'''
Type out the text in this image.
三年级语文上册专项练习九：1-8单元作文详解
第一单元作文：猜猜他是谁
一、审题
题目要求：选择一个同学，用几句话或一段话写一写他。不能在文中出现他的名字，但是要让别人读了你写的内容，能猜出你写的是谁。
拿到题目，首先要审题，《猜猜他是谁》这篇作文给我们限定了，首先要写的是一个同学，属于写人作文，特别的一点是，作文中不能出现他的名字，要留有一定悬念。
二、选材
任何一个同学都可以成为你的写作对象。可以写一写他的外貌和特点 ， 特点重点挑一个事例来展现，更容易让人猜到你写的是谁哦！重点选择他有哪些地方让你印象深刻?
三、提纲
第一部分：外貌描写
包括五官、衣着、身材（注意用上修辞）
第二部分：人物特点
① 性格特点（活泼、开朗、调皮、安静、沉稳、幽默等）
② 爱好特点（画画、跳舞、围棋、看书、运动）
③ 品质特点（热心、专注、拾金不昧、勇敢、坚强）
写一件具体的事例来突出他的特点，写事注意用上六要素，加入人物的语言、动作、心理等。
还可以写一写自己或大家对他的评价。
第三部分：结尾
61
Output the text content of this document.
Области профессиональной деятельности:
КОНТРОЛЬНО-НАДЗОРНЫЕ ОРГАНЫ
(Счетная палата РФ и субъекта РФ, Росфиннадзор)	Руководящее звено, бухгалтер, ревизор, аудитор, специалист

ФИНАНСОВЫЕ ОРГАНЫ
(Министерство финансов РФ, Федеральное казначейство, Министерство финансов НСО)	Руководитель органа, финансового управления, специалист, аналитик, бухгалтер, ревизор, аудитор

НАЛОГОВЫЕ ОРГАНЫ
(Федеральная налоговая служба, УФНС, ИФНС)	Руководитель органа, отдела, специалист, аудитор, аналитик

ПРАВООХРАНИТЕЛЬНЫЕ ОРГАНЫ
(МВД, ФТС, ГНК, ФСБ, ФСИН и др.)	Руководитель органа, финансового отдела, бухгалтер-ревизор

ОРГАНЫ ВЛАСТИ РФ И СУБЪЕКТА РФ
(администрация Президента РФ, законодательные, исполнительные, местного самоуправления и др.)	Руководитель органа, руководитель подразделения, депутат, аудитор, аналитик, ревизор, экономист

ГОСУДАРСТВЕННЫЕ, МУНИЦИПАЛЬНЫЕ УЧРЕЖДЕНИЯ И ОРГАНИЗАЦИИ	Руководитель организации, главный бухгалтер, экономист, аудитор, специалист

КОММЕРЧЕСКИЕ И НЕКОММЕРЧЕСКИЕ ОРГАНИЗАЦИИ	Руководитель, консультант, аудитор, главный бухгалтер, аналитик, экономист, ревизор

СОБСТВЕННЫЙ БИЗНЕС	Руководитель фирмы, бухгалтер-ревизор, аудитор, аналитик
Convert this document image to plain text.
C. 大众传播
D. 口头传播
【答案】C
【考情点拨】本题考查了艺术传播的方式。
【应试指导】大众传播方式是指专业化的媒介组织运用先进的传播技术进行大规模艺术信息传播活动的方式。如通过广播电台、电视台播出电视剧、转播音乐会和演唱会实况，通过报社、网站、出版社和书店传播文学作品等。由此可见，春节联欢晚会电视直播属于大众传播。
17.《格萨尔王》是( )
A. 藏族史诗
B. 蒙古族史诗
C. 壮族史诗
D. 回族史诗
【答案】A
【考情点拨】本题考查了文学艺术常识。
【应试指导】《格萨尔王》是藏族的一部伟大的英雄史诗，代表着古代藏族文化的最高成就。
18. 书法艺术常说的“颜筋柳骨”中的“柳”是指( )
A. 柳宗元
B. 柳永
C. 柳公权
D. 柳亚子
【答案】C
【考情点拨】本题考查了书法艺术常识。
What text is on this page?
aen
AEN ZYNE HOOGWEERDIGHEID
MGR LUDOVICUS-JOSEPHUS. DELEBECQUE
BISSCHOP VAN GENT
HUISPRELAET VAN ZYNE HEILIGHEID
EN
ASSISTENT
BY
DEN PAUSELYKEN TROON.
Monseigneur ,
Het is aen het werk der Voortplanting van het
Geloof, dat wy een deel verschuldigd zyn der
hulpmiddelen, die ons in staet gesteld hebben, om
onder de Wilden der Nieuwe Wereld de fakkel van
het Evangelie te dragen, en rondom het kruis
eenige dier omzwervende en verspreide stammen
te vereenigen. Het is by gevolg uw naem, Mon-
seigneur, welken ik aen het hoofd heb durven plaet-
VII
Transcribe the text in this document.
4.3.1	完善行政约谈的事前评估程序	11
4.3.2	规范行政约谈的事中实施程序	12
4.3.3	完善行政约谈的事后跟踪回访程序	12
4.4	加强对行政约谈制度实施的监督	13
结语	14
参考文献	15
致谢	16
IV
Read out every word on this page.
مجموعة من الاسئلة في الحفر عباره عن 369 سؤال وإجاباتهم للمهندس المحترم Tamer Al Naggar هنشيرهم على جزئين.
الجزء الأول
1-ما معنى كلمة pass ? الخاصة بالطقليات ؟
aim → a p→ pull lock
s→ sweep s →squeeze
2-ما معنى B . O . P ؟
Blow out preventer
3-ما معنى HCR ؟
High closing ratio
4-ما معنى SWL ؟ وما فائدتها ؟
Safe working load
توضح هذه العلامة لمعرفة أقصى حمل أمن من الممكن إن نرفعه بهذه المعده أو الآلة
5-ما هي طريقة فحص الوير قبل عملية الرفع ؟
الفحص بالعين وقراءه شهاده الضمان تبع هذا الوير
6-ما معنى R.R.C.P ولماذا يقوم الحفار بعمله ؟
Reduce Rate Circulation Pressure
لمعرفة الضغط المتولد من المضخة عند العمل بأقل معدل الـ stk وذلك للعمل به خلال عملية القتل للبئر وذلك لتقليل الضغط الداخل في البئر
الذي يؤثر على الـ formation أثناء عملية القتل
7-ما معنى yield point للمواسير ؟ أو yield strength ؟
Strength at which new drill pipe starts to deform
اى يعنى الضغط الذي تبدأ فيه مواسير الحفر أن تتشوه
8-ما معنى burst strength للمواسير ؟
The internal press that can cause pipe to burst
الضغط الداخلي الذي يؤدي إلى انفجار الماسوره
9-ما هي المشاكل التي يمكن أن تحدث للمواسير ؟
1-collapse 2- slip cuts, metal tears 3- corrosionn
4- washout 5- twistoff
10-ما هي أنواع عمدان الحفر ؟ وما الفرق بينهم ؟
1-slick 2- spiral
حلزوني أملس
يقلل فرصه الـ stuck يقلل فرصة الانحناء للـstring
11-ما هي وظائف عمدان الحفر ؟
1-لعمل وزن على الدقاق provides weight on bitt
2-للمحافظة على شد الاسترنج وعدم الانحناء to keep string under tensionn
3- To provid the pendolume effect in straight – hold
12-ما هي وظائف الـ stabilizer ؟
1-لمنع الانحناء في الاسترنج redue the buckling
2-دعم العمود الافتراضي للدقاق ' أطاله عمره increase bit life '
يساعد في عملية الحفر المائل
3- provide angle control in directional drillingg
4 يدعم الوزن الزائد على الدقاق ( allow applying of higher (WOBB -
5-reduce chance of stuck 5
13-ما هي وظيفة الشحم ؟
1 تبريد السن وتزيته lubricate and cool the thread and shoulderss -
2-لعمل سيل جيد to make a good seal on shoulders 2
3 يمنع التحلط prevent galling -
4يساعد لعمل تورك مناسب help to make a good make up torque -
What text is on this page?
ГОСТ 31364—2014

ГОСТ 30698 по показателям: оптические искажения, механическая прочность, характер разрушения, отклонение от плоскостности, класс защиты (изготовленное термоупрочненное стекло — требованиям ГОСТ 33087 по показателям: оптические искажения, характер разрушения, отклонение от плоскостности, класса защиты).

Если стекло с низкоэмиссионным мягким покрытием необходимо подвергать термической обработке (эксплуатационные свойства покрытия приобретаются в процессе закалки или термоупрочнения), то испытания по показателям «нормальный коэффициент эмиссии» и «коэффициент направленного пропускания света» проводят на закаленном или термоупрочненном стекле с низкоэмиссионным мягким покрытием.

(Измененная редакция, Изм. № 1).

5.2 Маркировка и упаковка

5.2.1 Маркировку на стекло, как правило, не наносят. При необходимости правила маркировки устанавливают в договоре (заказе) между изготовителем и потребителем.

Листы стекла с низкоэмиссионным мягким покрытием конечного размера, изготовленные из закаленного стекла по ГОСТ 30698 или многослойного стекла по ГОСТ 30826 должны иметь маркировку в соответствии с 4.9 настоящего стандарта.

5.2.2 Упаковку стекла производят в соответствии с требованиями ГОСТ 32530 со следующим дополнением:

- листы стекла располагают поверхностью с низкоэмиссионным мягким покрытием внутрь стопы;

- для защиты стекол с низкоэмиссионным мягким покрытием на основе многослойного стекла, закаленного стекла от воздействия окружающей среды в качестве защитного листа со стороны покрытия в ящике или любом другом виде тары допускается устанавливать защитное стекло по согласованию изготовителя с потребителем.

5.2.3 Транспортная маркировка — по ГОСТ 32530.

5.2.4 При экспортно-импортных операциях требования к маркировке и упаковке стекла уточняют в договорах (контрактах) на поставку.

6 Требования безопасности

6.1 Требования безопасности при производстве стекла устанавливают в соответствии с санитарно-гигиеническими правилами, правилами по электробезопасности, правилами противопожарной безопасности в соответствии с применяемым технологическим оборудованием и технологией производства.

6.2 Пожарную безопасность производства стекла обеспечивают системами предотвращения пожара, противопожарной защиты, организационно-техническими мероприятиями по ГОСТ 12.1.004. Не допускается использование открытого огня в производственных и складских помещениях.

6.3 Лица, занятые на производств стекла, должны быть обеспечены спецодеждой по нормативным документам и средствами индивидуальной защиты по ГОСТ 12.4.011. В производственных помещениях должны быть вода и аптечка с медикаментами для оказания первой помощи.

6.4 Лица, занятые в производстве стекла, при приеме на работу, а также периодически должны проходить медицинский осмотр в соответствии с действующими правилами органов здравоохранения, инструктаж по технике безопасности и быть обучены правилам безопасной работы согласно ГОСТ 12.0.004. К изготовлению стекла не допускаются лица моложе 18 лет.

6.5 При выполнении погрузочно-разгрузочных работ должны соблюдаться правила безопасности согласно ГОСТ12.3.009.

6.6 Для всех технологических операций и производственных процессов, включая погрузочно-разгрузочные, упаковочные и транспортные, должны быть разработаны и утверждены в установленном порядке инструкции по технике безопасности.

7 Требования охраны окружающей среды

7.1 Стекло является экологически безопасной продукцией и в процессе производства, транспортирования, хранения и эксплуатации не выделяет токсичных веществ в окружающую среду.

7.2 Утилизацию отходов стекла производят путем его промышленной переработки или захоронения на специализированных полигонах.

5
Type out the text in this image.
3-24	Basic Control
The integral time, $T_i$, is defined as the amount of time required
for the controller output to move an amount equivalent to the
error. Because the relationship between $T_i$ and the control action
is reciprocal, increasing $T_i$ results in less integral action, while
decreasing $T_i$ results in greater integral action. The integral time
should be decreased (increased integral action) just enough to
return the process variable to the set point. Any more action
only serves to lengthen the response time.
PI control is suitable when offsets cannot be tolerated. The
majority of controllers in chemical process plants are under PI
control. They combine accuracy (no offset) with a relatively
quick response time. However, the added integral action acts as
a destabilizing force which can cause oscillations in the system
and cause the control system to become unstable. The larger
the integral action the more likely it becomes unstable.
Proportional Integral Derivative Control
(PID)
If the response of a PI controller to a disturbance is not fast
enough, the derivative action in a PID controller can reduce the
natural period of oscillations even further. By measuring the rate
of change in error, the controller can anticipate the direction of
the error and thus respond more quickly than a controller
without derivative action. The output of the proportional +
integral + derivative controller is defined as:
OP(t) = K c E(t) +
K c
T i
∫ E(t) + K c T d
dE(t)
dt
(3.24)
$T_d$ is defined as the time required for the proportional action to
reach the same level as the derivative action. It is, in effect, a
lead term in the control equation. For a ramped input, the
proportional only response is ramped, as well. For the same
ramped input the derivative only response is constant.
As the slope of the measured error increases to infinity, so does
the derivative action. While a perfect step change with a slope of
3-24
'''
### Job
Copy each line above that contains the string "under".

### Exercise solution
2-للمحافظة على شد الاسترنج وعدم الانحناء to keep string under tensionn
majority of controllers in chemical process plants are under PI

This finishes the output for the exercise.